_Records to use_

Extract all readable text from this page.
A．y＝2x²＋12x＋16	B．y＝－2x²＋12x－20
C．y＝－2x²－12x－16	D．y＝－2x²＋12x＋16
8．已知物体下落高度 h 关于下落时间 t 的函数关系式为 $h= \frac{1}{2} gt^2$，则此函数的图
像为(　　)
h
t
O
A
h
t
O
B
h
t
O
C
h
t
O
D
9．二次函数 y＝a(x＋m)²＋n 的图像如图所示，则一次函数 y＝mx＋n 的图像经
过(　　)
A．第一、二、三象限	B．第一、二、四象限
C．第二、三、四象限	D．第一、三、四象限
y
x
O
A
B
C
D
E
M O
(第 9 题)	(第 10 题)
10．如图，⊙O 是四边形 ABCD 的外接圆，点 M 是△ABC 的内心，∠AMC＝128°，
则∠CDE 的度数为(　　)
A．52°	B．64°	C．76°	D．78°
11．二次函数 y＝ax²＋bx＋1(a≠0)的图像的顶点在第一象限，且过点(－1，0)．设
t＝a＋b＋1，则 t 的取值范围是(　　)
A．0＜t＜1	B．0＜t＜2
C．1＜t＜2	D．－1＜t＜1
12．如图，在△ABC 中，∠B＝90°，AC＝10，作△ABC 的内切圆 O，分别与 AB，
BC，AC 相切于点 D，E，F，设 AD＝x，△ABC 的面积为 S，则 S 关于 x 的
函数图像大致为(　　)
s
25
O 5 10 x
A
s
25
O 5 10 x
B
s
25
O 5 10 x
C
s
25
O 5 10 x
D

* * *

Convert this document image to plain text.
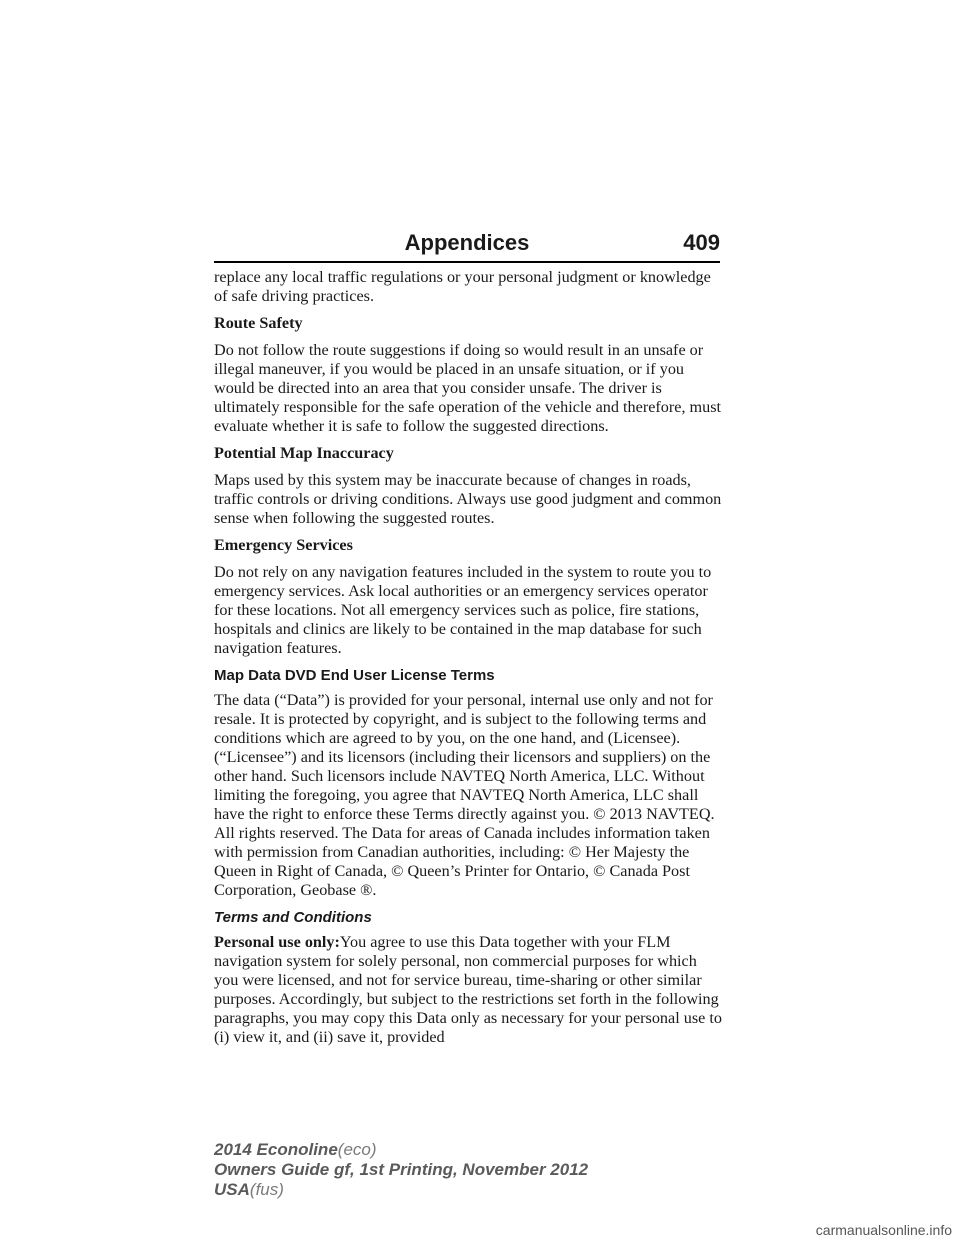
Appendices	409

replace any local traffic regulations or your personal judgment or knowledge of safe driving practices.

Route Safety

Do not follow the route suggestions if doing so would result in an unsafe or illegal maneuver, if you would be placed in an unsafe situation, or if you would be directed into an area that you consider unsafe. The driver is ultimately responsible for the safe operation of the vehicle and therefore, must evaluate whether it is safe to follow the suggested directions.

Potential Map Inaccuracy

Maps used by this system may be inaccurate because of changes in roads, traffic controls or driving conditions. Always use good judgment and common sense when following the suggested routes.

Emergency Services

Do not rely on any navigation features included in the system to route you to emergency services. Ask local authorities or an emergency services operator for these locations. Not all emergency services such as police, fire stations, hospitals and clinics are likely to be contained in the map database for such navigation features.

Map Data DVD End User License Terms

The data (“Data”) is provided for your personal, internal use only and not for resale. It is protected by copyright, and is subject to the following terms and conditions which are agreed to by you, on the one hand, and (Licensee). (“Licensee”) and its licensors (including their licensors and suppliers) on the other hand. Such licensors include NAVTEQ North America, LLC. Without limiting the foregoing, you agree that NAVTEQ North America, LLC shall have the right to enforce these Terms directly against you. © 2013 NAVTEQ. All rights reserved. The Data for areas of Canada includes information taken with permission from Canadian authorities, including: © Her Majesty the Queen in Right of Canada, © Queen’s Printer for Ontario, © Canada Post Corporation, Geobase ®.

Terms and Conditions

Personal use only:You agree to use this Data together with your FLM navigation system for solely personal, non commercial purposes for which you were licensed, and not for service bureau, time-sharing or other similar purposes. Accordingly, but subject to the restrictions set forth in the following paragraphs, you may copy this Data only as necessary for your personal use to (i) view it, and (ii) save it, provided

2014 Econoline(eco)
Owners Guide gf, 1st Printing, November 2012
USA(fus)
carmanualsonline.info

_Given problem_
Copy out every line where the word "suggested" occurs.

_Response to the task_
Do not follow the route suggestions if doing so would result in an unsafe or illegal maneuver, if you would be placed in an unsafe situation, or if you would be directed into an area that you consider unsafe. The driver is ultimately responsible for the safe operation of the vehicle and therefore, must evaluate whether it is safe to follow the suggested directions.
Maps used by this system may be inaccurate because of changes in roads, traffic controls or driving conditions. Always use good judgment and common sense when following the suggested routes.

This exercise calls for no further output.